Consigne. Prolongez le texte sur les anciennes lignes ferroviaires autour de Montluçon en reprenant après sa dernière phrase.

Extrait.
• • • • • • •

1923. Cette antenne minière de 5,4km mise en service en même temps que la ligne Commentry-Moulins sur laquelle elle était embranchée, était  desservie en 1923 par quatre navettes (six en 1906) qui effectuaient le parcours en correspondance avec les trains Montluçon-Moulins, en 15 minutes à la montée et en 11 minutes à la descente. Les temps de parcours Montluçon-Bézenet Orléans (ce dernier nom pour différencier la gare de celle du réseau à voie métrique) était cette année-là d’un peu moins d’une heure pour 29km. Il est à noter que le voyageur avait la possibilité d’emprunter à Commentry la ligne départementale à voie métrique Marcillat-Commentry-Bézenet, fermée par tronçons entre 1933 et 1939 (Réseau du Centre des Chemins de fer économiques).

En 1956 et 1995, Bézenet n’était plus mentionnée dans la nomenclature des gares des « réseaux divers » annexée à l’indicateur Chaix puis SNCF.

En 2019, Bézenet est desservie depuis Montluçon par la ligne B des autocars du réseau Trans’Allier (Montluçon-Doyet-Bézenet-Montmarault-Saint-Pourçain-Vichy)  en 29 minutes quatre fois par jour du lundi au samedi en période scolaire (avec des horaires décalés certains jours pour deux courses) et trois hors périodes scolaires. Un service quotidien relie Bézenet à Commentry en 25 minutes.

 Conclusion. Si le temps de parcours a été divisé par deux par rapport à 1923, la fréquence reste égale mais la stabilité des horaires est fortement dégradée. La volonté de coller à la demande rend l’offre difficilement lisible. La disparition des mines n’a pas été compensée par une hausse de la fréquence du service de transport public vers la ville-centre, Montluçon, afin d’aider le territoire désindustrialisé. Or la fréquence est un élément-clé de la vitesse globale d’un voyage et de l’attractivité des localités desservies.

 

-          Montluçon-Gouttières (1931-1939).

 En 1931 à sa mise en service par la compagnie du Paris-Orléans, cette liaison de 43,3km traversant un relief de plateaux entaillés de vallées était desservie par 3AR voyageurs quotidiens desservant  les 8 stations, extrémités incluses, et par des trains de curistes Paris-Néris-les-Bains. La ligne fut fermée au service voyageurs par la toute nouvelle SNCF dès 1939 et au fret par sections jusqu’en 1969. Une activité voyageurs demeura jusqu’à Néris-les-Bains avec des trains saisonniers de curistes depuis Paris jusqu’en 1957. Il s’agit probablement d’une des lignes à la plus courte durée de vie du réseau français malgré le soin apporté à sa réalisation.

• • • • • • •

Document source.
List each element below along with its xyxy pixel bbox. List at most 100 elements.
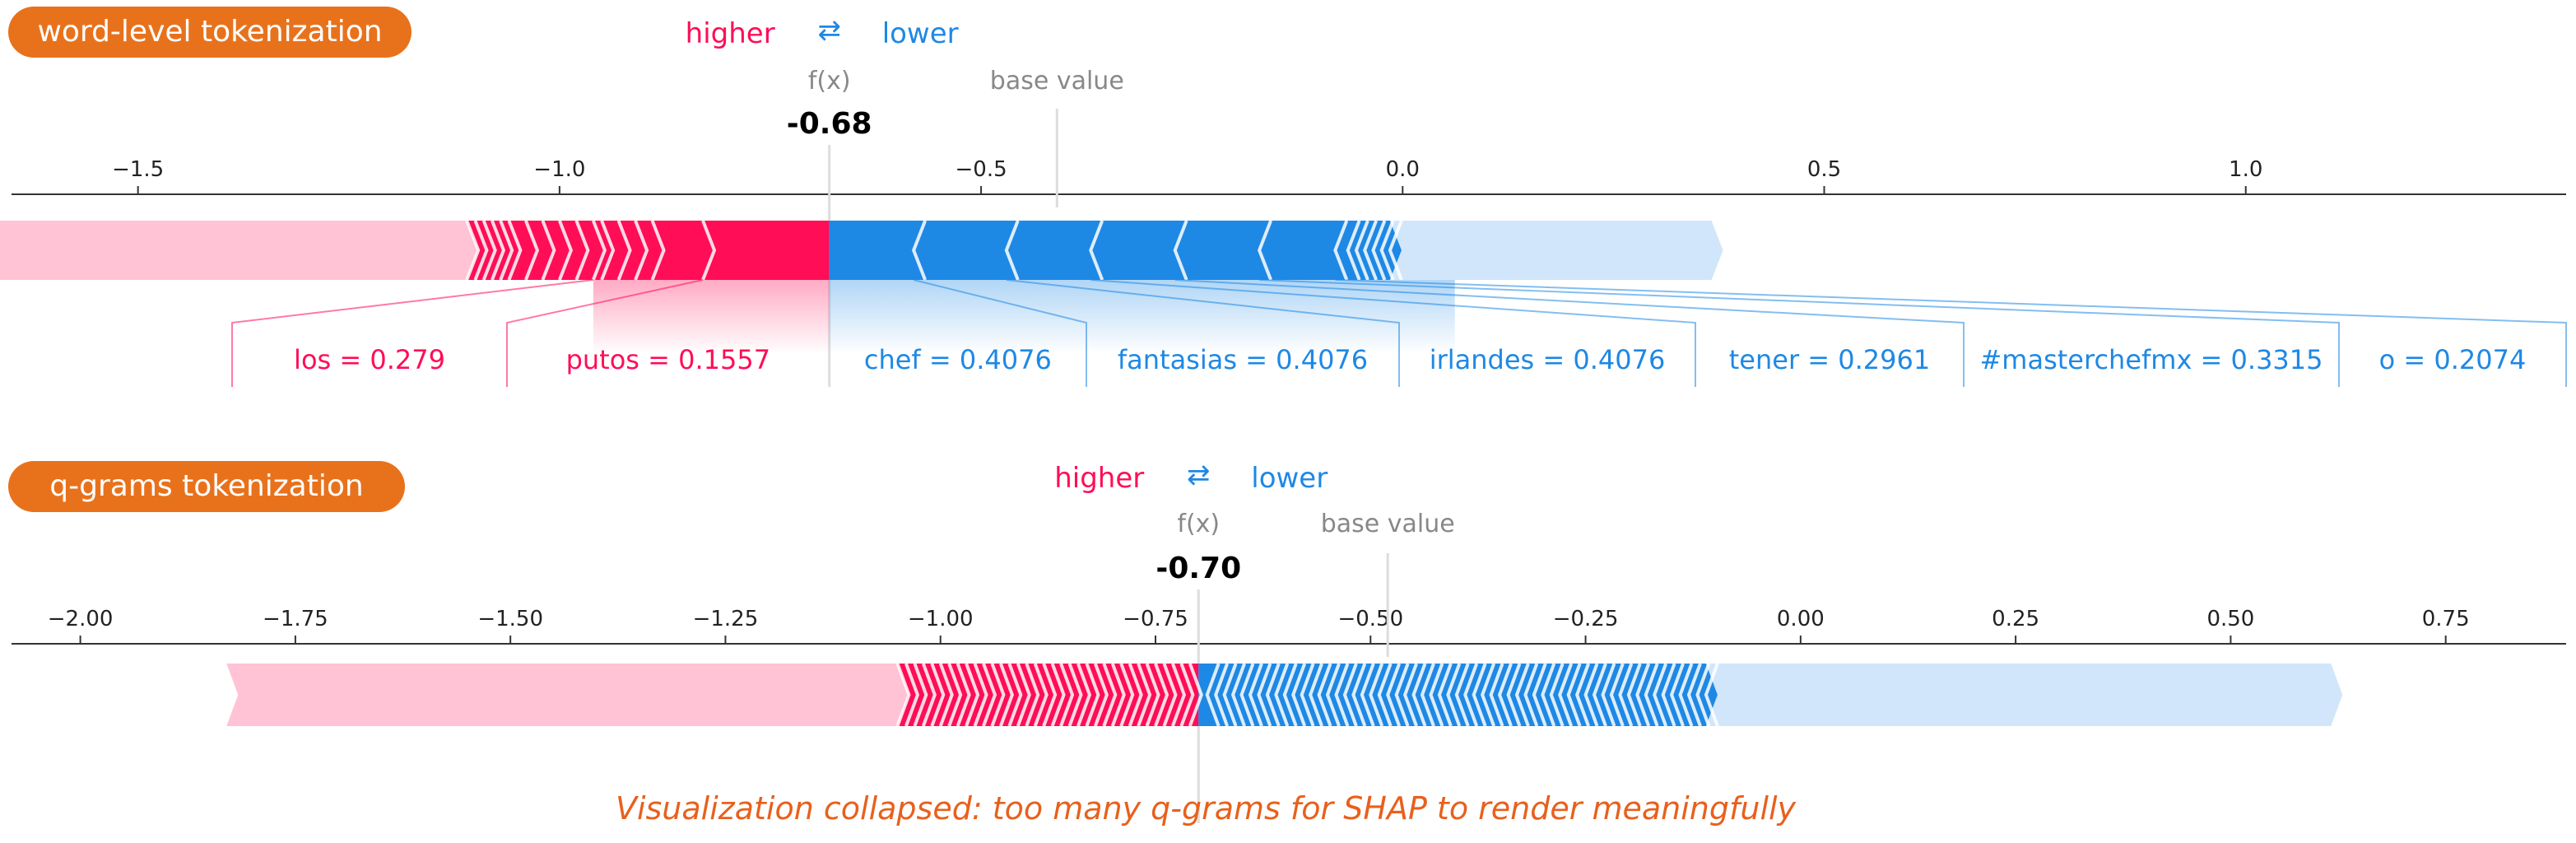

• • • • • • •

Réponse.
 Car la compagnie du Paris-Orléans avait particulièrement soigné ses gares. Celle de Néris-les-Bains, à 8km de Montluçon, a été conçue par l’architecte Louis Brachet dans un style monumental régionaliste. Elle est composée de plusieurs pavillons de pierre de taille et fut classée monument historique (façade et toitures) en 1975. Elle comportait deux voies à quai encadrant une voie centrale de passage ou de stationnement, et un faisceau marchandises.  La ligne visait à desservir l’importante cité thermale de Néris-les-Bains (2.600 habitants en 2019 contre 4.595 en 1954 soit une déflation de 43% en 65 ans). Ses thermes, bâtis au milieu du XIXe siècle, avaient une réputation nationale et constituent encore aujourd’hui avec ceux d’Evaux-les-Bains l’un des deux pôles thermaux du bassin de Montluçon. Le PO avait  d’ailleurs soigné tous les bâtiments de la ligne, comme la gare de Terjat, pourtant située en pleine campagne.

La gare monumentale de Néris-les-Bains. Une ligne ouverte en 1931, fermée en 1939 et 1957. Cl RDS

 La ligne avait aussi une fonction fret avec les mines de la commune de Gouttières (1.000 habitants en 1900, 350 aujourd’hui) et une importante activité agricole et d’élevage.

En 1956, seul un train composé d’une tranche de voitures de l’AR Paris-Ussel de jour desservait Néris-les-Bains de et vers Montluçon chaque jour en saison estivale.

En 1992, la relation résiduelle a disparu de l’indicateur officiel de la SNCF et la desserte est passée aux départements (la partie sud de l’ex-ligne avec les gares de Pionsat et Gouttières est située dans le Puy-de-Dôme).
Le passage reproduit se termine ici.